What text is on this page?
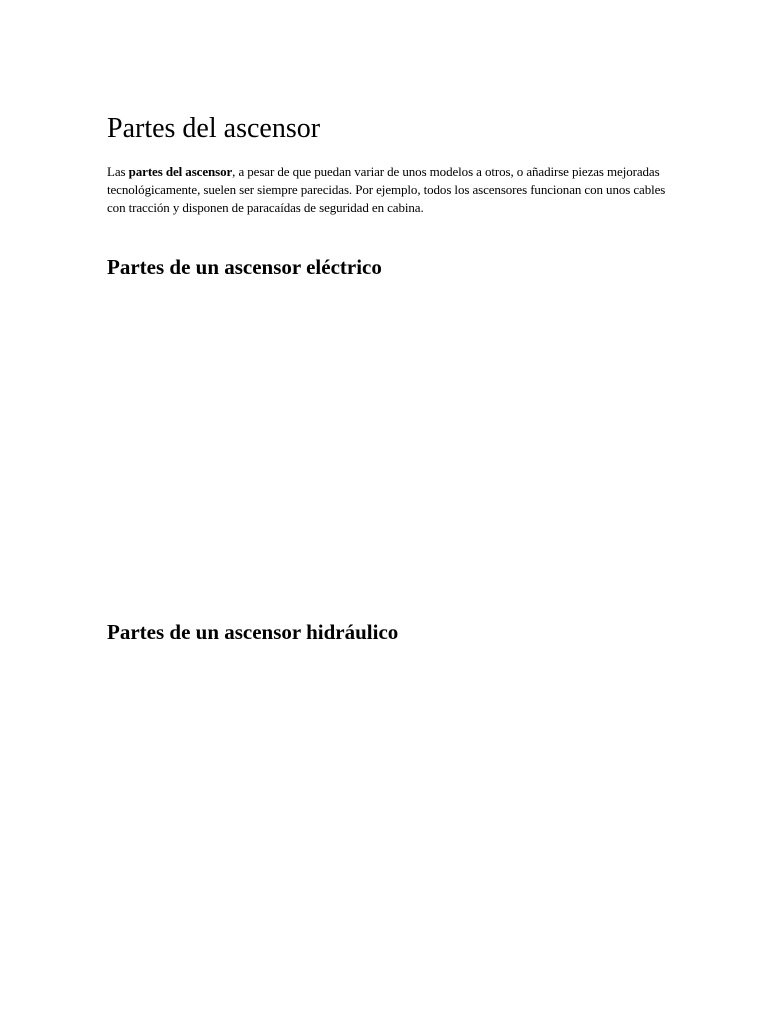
Partes del ascensor

Las partes del ascensor, a pesar de que puedan variar de unos modelos a otros, o añadirse piezas mejoradas tecnológicamente, suelen ser siempre parecidas. Por ejemplo, todos los ascensores funcionan con unos cables con tracción y disponen de paracaídas de seguridad en cabina.

Partes de un ascensor eléctrico
Partes de un ascensor hidráulico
= = = = = = =
**Description of the task:** Make an exact copy of the data above, pictures excluded.

**Worked solution:**
What text is on this page?
Partes del ascensor

Las partes del ascensor, a pesar de que puedan variar de unos modelos a otros, o añadirse piezas mejoradas tecnológicamente, suelen ser siempre parecidas. Por ejemplo, todos los ascensores funcionan con unos cables con tracción y disponen de paracaídas de seguridad en cabina.

Partes de un ascensor eléctrico
Partes de un ascensor hidráulico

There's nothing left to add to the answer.